--- Record list ---
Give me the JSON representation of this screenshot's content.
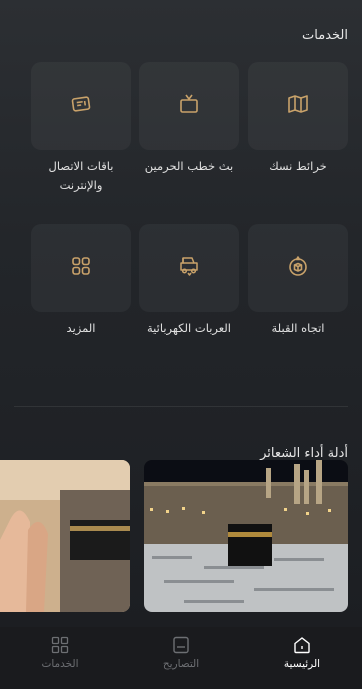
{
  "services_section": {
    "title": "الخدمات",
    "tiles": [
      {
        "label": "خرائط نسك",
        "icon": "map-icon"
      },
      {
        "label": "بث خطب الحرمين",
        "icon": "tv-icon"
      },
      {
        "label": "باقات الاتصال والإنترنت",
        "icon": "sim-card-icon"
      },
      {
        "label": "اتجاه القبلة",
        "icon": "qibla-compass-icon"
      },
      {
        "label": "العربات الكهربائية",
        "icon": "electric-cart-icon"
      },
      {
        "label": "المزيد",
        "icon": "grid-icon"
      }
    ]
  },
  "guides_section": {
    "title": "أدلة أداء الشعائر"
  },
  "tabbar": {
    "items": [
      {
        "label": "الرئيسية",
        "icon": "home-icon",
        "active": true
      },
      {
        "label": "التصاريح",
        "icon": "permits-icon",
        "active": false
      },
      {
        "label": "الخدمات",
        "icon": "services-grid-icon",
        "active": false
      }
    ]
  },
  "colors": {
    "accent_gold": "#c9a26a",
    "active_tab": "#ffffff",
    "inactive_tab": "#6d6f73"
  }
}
---
◆ **Exercise directions**: Copy all of the entries verbatim, leaving out any pictures they contain.

◆ **Exercise result**:
Give me the JSON representation of this screenshot's content.
{
  "services_section": {
    "title": "الخدمات",
    "tiles": [
      {
        "label": "خرائط نسك",
        "icon": "map-icon"
      },
      {
        "label": "بث خطب الحرمين",
        "icon": "tv-icon"
      },
      {
        "label": "باقات الاتصال والإنترنت",
        "icon": "sim-card-icon"
      },
      {
        "label": "اتجاه القبلة",
        "icon": "qibla-compass-icon"
      },
      {
        "label": "العربات الكهربائية",
        "icon": "electric-cart-icon"
      },
      {
        "label": "المزيد",
        "icon": "grid-icon"
      }
    ]
  },
  "guides_section": {
    "title": "أدلة أداء الشعائر"
  },
  "tabbar": {
    "items": [
      {
        "label": "الرئيسية",
        "icon": "home-icon",
        "active": true
      },
      {
        "label": "التصاريح",
        "icon": "permits-icon",
        "active": false
      },
      {
        "label": "الخدمات",
        "icon": "services-grid-icon",
        "active": false
      }
    ]
  },
  "colors": {
    "accent_gold": "#c9a26a",
    "active_tab": "#ffffff",
    "inactive_tab": "#6d6f73"
  }
}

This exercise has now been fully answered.